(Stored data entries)

•••

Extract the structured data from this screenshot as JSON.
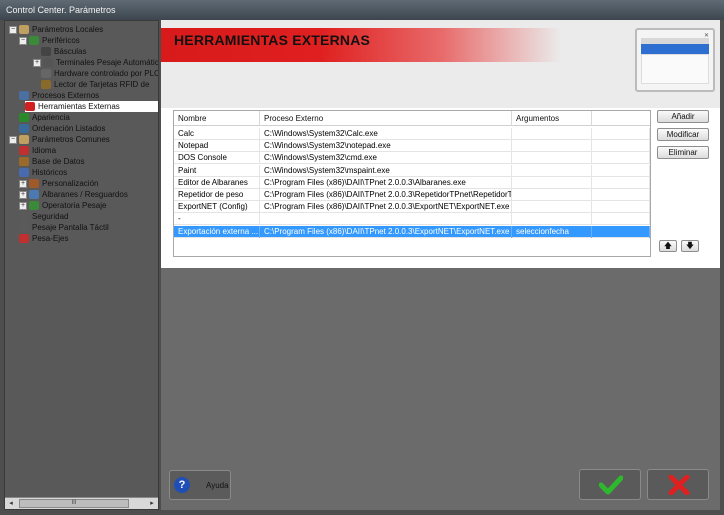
{
  "window": {
    "title": "Control Center. Parámetros"
  },
  "tree": {
    "items": [
      {
        "label": "Parámetros Locales",
        "expander": "−",
        "icon": "tools-icon",
        "color": "#c0a060"
      },
      {
        "label": "Periféricos",
        "expander": "−",
        "icon": "peripherals-icon",
        "color": "#3a8a3a"
      },
      {
        "label": "Básculas",
        "expander": "",
        "icon": "scale-icon",
        "color": "#444444"
      },
      {
        "label": "Terminales Pesaje Automático",
        "expander": "+",
        "icon": "terminal-icon",
        "color": "#555555"
      },
      {
        "label": "Hardware controlado por PLC",
        "expander": "",
        "icon": "hardware-icon",
        "color": "#666666"
      },
      {
        "label": "Lector de Tarjetas RFID de",
        "expander": "",
        "icon": "rfid-icon",
        "color": "#8a6a2a"
      },
      {
        "label": "Procesos Externos",
        "expander": "",
        "icon": "process-icon",
        "color": "#4a6fa0"
      },
      {
        "label": "Herramientas Externas",
        "expander": "",
        "icon": "external-tools-icon",
        "color": "#d02020"
      },
      {
        "label": "Apariencia",
        "expander": "",
        "icon": "appearance-icon",
        "color": "#2a8a2a"
      },
      {
        "label": "Ordenación Listados",
        "expander": "",
        "icon": "sort-icon",
        "color": "#3a6a9a"
      },
      {
        "label": "Parámetros Comunes",
        "expander": "−",
        "icon": "tools-icon",
        "color": "#c0a060"
      },
      {
        "label": "Idioma",
        "expander": "",
        "icon": "language-icon",
        "color": "#c03030"
      },
      {
        "label": "Base de Datos",
        "expander": "",
        "icon": "database-icon",
        "color": "#9a6a2a"
      },
      {
        "label": "Históricos",
        "expander": "",
        "icon": "history-icon",
        "color": "#4a6ab0"
      },
      {
        "label": "Personalización",
        "expander": "+",
        "icon": "customize-icon",
        "color": "#a05a2a"
      },
      {
        "label": "Albaranes / Resguardos",
        "expander": "+",
        "icon": "delivery-notes-icon",
        "color": "#4a7ab0"
      },
      {
        "label": "Operatoria Pesaje",
        "expander": "+",
        "icon": "weighing-icon",
        "color": "#3a8a3a"
      },
      {
        "label": "Seguridad",
        "expander": "",
        "icon": "security-icon",
        "color": "#5a5a5a"
      },
      {
        "label": "Pesaje Pantalla Táctil",
        "expander": "",
        "icon": "touch-icon",
        "color": "#5a5a5a"
      },
      {
        "label": "Pesa-Ejes",
        "expander": "",
        "icon": "axle-icon",
        "color": "#c03030"
      }
    ],
    "scroll_label": "III"
  },
  "header": {
    "title": "HERRAMIENTAS EXTERNAS"
  },
  "table": {
    "columns": [
      "Nombre",
      "Proceso Externo",
      "Argumentos"
    ],
    "rows": [
      {
        "name": "Calc",
        "process": "C:\\Windows\\System32\\Calc.exe",
        "args": ""
      },
      {
        "name": "Notepad",
        "process": "C:\\Windows\\System32\\notepad.exe",
        "args": ""
      },
      {
        "name": "DOS Console",
        "process": "C:\\Windows\\System32\\cmd.exe",
        "args": ""
      },
      {
        "name": "Paint",
        "process": "C:\\Windows\\System32\\mspaint.exe",
        "args": ""
      },
      {
        "name": "Editor de Albaranes",
        "process": "C:\\Program Files (x86)\\DAII\\TPnet 2.0.0.3\\Albaranes.exe",
        "args": ""
      },
      {
        "name": "Repetidor de peso",
        "process": "C:\\Program Files (x86)\\DAII\\TPnet 2.0.0.3\\RepetidorTPnet\\RepetidorT...",
        "args": ""
      },
      {
        "name": "ExportNET (Config)",
        "process": "C:\\Program Files (x86)\\DAII\\TPnet 2.0.0.3\\ExportNET\\ExportNET.exe",
        "args": ""
      },
      {
        "name": "-",
        "process": "",
        "args": ""
      },
      {
        "name": "Exportación externa ...",
        "process": "C:\\Program Files (x86)\\DAII\\TPnet 2.0.0.3\\ExportNET\\ExportNET.exe",
        "args": "seleccionfecha"
      }
    ],
    "selected_row": 8
  },
  "buttons": {
    "add": "Añadir",
    "modify": "Modificar",
    "delete": "Eliminar",
    "up": "🡅",
    "down": "🡇",
    "help": "Ayuda",
    "help_glyph": "?"
  },
  "colors": {
    "header_red": "#d81a1a",
    "selection": "#3399ff",
    "ok_green": "#2db82d",
    "cancel_red": "#e02020"
  }
}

•••

**WHAT YOU WILL DO:** Return only the number of lines in the entries that contain the string "Windows".

**TASK RESPONSE:** 4